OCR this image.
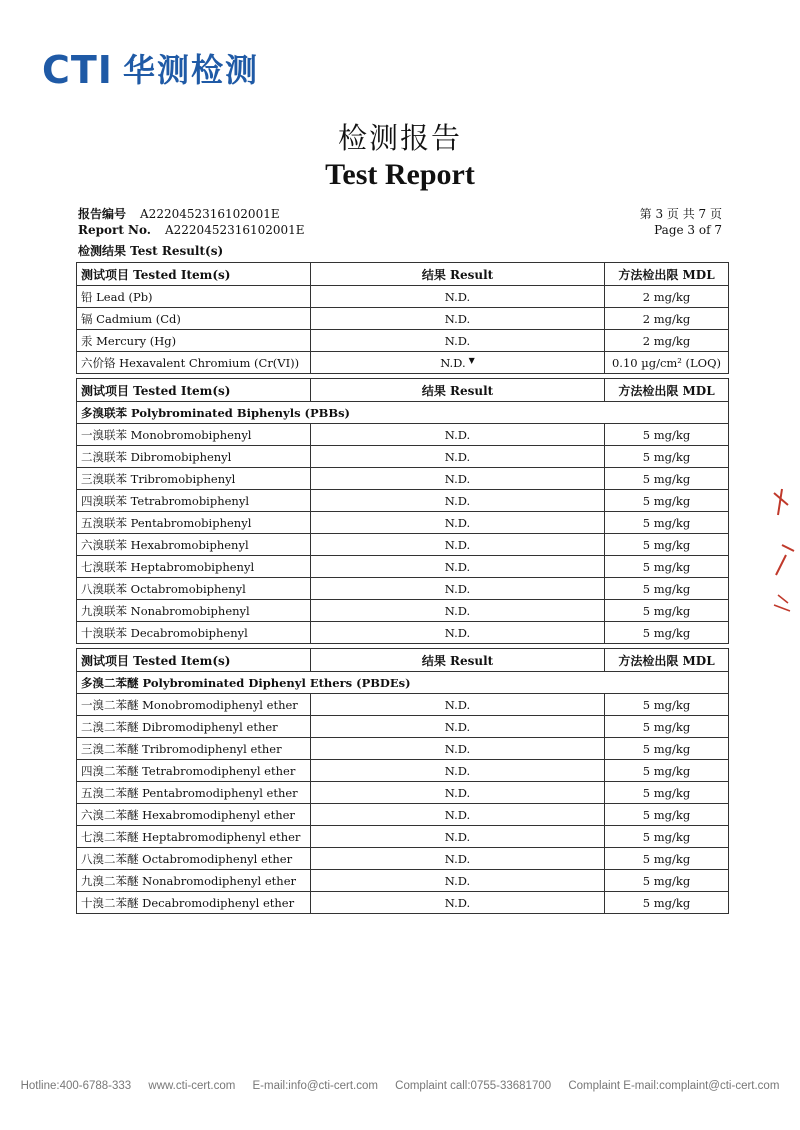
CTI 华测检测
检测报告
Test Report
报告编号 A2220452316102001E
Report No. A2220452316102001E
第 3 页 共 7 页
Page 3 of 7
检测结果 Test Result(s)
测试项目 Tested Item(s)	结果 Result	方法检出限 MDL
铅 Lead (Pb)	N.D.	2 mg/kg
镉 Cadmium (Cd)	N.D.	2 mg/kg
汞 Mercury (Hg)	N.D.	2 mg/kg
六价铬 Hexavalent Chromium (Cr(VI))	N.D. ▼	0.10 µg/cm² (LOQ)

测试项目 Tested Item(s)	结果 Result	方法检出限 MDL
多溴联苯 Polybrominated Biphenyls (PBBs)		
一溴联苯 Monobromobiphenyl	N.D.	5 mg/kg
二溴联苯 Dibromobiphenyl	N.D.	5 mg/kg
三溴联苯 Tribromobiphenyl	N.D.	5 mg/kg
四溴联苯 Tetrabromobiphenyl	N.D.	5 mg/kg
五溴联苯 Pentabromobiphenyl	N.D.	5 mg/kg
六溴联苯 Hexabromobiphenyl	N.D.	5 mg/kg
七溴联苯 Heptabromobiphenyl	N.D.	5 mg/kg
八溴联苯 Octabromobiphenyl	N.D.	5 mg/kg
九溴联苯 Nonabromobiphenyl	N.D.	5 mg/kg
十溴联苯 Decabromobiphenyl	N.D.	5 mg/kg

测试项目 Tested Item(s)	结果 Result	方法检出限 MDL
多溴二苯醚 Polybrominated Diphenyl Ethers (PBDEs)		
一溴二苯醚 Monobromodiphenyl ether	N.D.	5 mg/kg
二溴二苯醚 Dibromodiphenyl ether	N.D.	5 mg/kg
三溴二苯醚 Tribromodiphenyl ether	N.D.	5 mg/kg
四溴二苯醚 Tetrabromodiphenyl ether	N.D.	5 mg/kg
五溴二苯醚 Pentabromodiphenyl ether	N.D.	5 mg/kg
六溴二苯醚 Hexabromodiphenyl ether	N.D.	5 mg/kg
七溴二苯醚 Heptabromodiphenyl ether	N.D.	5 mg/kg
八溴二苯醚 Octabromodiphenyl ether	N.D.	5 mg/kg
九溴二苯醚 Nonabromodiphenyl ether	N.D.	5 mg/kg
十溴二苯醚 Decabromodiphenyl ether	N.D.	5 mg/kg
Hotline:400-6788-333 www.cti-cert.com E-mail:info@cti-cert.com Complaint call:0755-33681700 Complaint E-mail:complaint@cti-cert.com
---+---
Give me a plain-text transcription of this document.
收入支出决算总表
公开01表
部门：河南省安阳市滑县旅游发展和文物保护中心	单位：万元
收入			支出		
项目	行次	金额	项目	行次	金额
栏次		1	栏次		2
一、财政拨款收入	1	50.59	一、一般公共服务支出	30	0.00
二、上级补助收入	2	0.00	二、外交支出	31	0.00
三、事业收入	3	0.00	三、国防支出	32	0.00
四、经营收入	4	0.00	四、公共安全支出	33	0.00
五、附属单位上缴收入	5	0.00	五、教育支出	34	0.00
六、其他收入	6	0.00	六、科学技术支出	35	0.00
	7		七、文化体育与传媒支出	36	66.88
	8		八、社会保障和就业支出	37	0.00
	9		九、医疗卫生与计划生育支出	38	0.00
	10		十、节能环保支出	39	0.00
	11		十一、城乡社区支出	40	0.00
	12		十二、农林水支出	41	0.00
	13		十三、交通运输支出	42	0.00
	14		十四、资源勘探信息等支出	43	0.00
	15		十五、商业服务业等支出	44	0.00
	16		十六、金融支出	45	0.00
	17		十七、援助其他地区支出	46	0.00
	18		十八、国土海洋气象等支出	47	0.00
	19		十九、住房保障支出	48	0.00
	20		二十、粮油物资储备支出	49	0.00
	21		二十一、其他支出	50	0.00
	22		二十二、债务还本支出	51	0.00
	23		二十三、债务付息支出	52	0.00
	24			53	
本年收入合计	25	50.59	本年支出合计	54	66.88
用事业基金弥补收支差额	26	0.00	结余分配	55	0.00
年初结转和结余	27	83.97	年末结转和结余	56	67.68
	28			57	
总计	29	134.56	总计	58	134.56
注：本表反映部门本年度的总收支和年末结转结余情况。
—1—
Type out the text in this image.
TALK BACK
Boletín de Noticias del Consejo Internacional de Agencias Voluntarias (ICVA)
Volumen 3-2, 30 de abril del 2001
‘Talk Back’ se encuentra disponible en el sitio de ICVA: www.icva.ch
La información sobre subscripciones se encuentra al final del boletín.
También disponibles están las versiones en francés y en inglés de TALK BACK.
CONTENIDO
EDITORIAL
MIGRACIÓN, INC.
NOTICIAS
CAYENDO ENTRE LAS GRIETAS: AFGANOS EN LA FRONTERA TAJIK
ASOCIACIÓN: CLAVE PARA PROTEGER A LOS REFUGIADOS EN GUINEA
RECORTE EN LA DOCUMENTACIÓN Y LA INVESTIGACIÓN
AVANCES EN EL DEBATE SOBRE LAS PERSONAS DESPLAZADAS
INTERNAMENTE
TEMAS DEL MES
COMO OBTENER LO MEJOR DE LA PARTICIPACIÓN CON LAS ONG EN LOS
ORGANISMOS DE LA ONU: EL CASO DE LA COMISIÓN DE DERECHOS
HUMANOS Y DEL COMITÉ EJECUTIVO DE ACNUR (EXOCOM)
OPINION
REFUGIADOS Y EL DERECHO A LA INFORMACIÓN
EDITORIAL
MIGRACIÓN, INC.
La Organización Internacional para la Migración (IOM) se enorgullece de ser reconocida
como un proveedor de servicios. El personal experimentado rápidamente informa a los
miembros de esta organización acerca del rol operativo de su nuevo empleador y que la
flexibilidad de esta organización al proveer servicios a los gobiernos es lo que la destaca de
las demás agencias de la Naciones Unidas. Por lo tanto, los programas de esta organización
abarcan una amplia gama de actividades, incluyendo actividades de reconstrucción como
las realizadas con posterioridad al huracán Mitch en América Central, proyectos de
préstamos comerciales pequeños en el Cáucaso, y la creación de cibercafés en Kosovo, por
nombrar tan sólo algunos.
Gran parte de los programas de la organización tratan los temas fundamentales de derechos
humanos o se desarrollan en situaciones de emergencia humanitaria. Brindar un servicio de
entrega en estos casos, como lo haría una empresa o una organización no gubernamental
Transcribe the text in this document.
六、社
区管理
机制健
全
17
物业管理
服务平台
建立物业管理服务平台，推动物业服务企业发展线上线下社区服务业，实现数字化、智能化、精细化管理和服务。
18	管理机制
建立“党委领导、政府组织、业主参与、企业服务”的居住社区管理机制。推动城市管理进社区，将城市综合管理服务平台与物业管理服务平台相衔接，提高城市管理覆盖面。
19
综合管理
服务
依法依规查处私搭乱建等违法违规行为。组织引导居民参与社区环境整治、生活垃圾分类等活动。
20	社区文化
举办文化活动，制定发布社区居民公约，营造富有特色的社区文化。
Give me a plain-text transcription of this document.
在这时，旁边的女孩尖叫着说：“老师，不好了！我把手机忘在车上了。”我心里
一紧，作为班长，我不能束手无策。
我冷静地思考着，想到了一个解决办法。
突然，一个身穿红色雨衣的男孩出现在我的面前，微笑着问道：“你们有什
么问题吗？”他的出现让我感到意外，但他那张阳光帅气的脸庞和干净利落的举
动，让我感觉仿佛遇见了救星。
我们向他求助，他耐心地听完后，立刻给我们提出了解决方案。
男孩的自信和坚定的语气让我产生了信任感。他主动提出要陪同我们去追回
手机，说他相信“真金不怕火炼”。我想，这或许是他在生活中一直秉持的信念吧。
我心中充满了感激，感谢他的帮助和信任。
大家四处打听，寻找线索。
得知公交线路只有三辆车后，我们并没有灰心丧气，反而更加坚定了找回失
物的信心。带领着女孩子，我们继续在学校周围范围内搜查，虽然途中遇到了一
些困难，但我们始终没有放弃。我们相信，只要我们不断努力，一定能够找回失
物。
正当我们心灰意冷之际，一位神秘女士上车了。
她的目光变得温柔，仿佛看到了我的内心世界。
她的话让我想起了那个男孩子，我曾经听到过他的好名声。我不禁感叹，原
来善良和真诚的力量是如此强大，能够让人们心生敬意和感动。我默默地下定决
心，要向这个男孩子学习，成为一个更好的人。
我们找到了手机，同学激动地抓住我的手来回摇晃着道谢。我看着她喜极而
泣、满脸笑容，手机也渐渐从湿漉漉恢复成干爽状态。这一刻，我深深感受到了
---+---
▸ **What you should do**:
Track down every line with the word "encuentra" and copy it.

▸ **Task answer**:
‘Talk Back’ se encuentra disponible en el sitio de ICVA: www.icva.ch
La información sobre subscripciones se encuentra al final del boletín.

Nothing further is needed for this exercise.